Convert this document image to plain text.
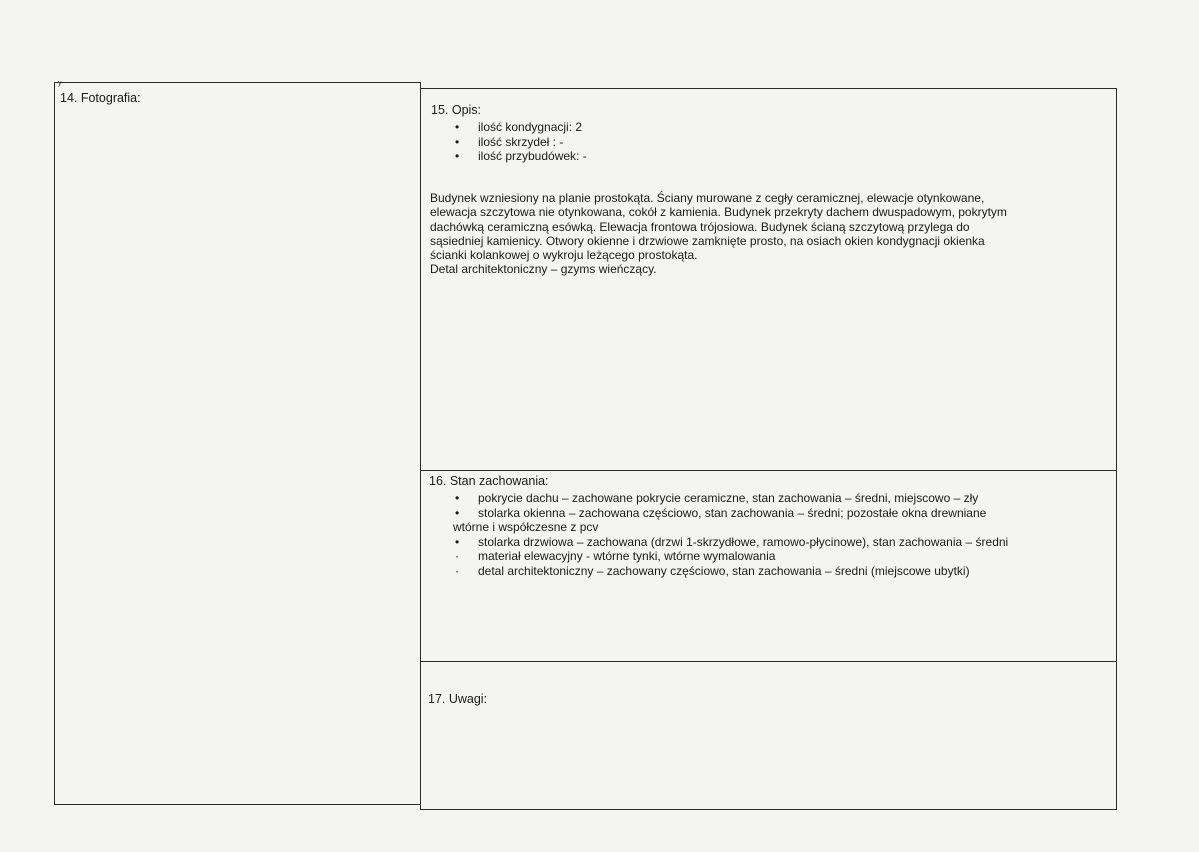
y
14. Fotografia:
15. Opis:
• ilość kondygnacji: 2
• ilość skrzydeł : -
• ilość przybudówek: -
Budynek wzniesiony na planie prostokąta. Ściany murowane z cegły ceramicznej, elewacje otynkowane,
elewacja szczytowa nie otynkowana, cokół z kamienia. Budynek przekryty dachem dwuspadowym, pokrytym
dachówką ceramiczną esówką. Elewacja frontowa trójosiowa. Budynek ścianą szczytową przylega do
sąsiedniej kamienicy. Otwory okienne i drzwiowe zamknięte prosto, na osiach okien kondygnacji okienka
ścianki kolankowej o wykroju leżącego prostokąta.
Detal architektoniczny – gzyms wieńczący.
16. Stan zachowania:
• pokrycie dachu – zachowane pokrycie ceramiczne, stan zachowania – średni, miejscowo – zły
• stolarka okienna – zachowana częściowo, stan zachowania – średni; pozostałe okna drewniane
wtórne i współczesne z pcv
• stolarka drzwiowa – zachowana (drzwi 1-skrzydłowe, ramowo-płycinowe), stan zachowania – średni
· materiał elewacyjny - wtórne tynki, wtórne wymalowania
· detal architektoniczny – zachowany częściowo, stan zachowania – średni (miejscowe ubytki)
17. Uwagi:
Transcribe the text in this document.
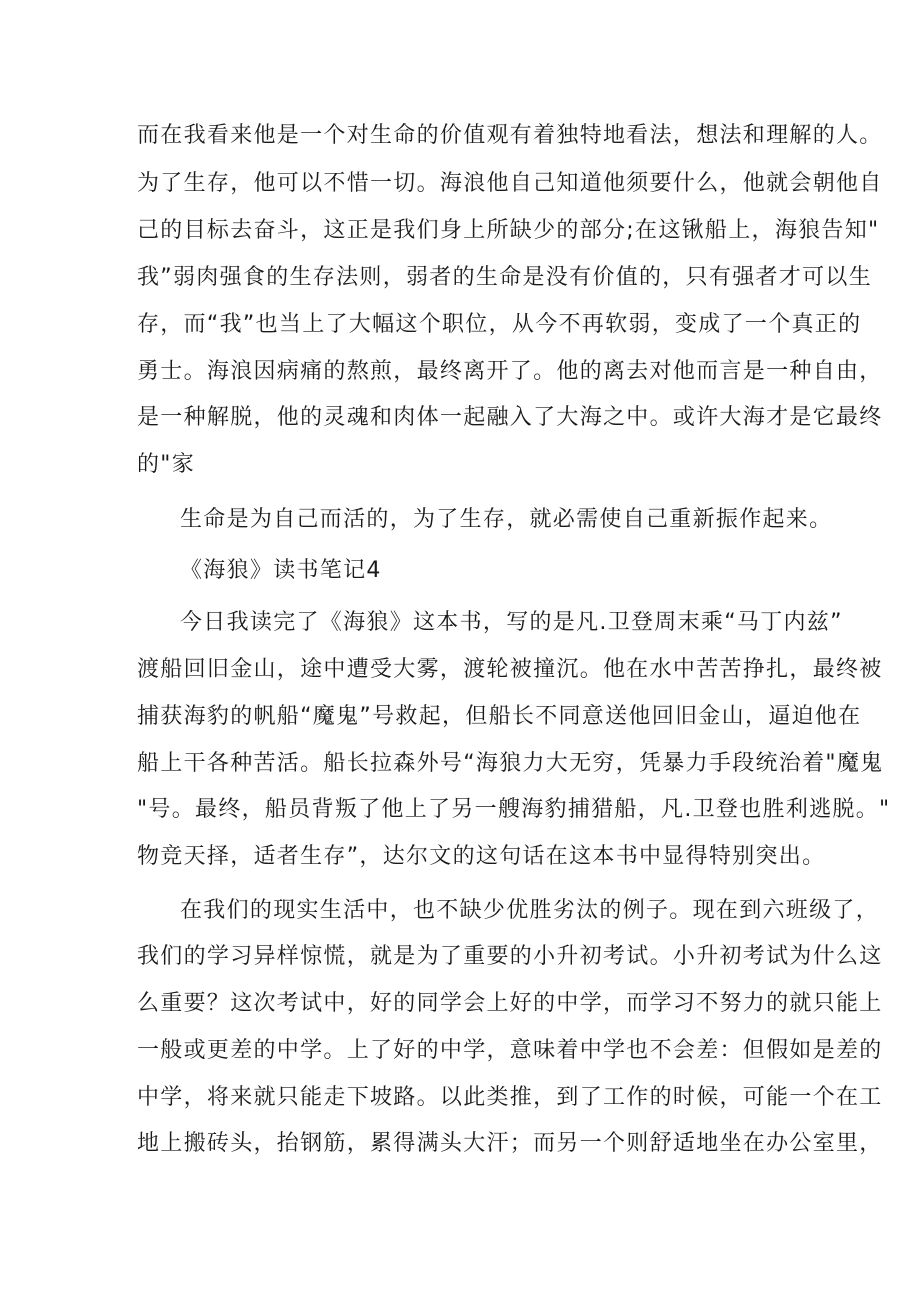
而在我看来他是一个对生命的价值观有着独特地看法，想法和理解的人。
为了生存，他可以不惜一切。海浪他自己知道他须要什么，他就会朝他自
己的目标去奋斗，这正是我们身上所缺少的部分;在这锹船上，海狼告知"
我”弱肉强食的生存法则，弱者的生命是没有价值的，只有强者才可以生
存，而“我”也当上了大幅这个职位，从今不再软弱，变成了一个真正的
勇士。海浪因病痛的熬煎，最终离开了。他的离去对他而言是一种自由，
是一种解脱，他的灵魂和肉体一起融入了大海之中。或许大海才是它最终
的"家
生命是为自己而活的，为了生存，就必需使自己重新振作起来。
《海狼》读书笔记4
今日我读完了《海狼》这本书，写的是凡.卫登周末乘“马丁内兹”
渡船回旧金山，途中遭受大雾，渡轮被撞沉。他在水中苦苦挣扎，最终被
捕获海豹的帆船“魔鬼”号救起，但船长不同意送他回旧金山，逼迫他在
船上干各种苦活。船长拉森外号“海狼力大无穷，凭暴力手段统治着"魔鬼
"号。最终，船员背叛了他上了另一艘海豹捕猎船，凡.卫登也胜利逃脱。"
物竞天择，适者生存”，达尔文的这句话在这本书中显得特别突出。
在我们的现实生活中，也不缺少优胜劣汰的例子。现在到六班级了，
我们的学习异样惊慌，就是为了重要的小升初考试。小升初考试为什么这
么重要？这次考试中，好的同学会上好的中学，而学习不努力的就只能上
一般或更差的中学。上了好的中学，意味着中学也不会差：但假如是差的
中学，将来就只能走下坡路。以此类推，到了工作的时候，可能一个在工
地上搬砖头，抬钢筋，累得满头大汗；而另一个则舒适地坐在办公室里，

● **AIM**
From the entries, report each line that includes the word "为了生存".

● **FULL ANSWER**
为了生存，他可以不惜一切。海浪他自己知道他须要什么，他就会朝他自
生命是为自己而活的，为了生存，就必需使自己重新振作起来。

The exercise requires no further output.